(Extracted records)
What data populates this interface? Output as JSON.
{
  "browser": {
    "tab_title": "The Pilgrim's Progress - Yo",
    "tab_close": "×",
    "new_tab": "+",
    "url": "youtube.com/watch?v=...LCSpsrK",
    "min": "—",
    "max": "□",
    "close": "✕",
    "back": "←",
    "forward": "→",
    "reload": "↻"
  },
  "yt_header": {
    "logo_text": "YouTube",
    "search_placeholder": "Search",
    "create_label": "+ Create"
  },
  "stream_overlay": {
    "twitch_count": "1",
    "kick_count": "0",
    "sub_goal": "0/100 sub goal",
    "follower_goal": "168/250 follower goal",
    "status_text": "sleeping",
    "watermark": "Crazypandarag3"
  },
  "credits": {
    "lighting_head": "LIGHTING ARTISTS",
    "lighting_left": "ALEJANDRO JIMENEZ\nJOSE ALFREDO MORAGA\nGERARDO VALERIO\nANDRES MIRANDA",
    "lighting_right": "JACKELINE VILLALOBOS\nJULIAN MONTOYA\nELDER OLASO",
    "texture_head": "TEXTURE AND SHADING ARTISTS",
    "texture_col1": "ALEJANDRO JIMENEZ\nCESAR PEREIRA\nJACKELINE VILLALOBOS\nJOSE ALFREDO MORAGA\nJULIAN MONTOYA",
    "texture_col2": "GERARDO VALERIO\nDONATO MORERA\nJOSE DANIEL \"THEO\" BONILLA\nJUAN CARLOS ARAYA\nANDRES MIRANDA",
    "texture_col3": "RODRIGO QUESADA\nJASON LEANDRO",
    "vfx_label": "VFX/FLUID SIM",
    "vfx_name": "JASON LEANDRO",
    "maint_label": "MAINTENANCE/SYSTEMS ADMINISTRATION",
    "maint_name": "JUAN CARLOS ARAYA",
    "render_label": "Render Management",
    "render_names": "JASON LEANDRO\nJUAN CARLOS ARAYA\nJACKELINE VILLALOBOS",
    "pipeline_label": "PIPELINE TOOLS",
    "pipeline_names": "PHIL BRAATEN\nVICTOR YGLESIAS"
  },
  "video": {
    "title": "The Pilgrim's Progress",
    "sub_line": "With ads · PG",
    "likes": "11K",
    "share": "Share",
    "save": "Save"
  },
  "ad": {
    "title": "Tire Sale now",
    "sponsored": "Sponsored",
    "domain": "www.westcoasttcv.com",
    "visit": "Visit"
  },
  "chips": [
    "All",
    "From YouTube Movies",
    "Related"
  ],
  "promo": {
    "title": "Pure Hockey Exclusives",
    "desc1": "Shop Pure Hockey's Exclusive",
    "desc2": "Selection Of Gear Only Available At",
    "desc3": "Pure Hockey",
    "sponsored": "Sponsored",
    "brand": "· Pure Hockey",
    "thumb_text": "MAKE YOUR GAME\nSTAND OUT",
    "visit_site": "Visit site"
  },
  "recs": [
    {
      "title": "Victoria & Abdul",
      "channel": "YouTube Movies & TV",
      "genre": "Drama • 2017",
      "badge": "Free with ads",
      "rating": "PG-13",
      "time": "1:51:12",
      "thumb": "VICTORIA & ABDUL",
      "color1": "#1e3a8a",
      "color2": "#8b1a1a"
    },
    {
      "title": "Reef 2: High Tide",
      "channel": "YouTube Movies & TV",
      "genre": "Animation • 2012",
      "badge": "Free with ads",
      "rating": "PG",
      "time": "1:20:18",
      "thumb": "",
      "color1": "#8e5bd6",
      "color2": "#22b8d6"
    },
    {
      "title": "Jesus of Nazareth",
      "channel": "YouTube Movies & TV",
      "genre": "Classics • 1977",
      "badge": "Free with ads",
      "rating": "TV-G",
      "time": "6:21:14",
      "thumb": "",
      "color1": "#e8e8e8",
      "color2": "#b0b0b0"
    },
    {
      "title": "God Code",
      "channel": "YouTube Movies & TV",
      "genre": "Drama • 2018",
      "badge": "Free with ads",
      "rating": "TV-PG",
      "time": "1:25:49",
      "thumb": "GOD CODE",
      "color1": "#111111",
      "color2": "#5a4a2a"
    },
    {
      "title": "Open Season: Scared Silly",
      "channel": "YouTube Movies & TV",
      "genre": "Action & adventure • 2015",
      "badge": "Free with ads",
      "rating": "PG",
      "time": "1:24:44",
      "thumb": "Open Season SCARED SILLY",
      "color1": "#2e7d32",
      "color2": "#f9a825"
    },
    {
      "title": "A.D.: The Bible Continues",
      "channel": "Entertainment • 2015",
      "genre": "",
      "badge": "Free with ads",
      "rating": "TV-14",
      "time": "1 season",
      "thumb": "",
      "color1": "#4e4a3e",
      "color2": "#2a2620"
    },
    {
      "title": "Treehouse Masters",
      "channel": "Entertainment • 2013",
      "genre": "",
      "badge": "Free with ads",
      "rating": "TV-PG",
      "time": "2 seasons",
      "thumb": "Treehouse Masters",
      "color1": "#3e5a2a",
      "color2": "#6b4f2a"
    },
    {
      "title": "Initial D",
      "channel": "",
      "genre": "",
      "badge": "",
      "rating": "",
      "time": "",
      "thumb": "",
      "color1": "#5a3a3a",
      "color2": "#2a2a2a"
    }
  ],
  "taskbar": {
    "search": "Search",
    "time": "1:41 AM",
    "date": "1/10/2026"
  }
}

What you will do
Only lines with the word "MORAGA" are wanted, so copy each one from the records.

Result of this task
    "lighting_left": "ALEJANDRO JIMENEZ\nJOSE ALFREDO MORAGA\nGERARDO VALERIO\nANDRES MIRANDA",
    "texture_col1": "ALEJANDRO JIMENEZ\nCESAR PEREIRA\nJACKELINE VILLALOBOS\nJOSE ALFREDO MORAGA\nJULIAN MONTOYA",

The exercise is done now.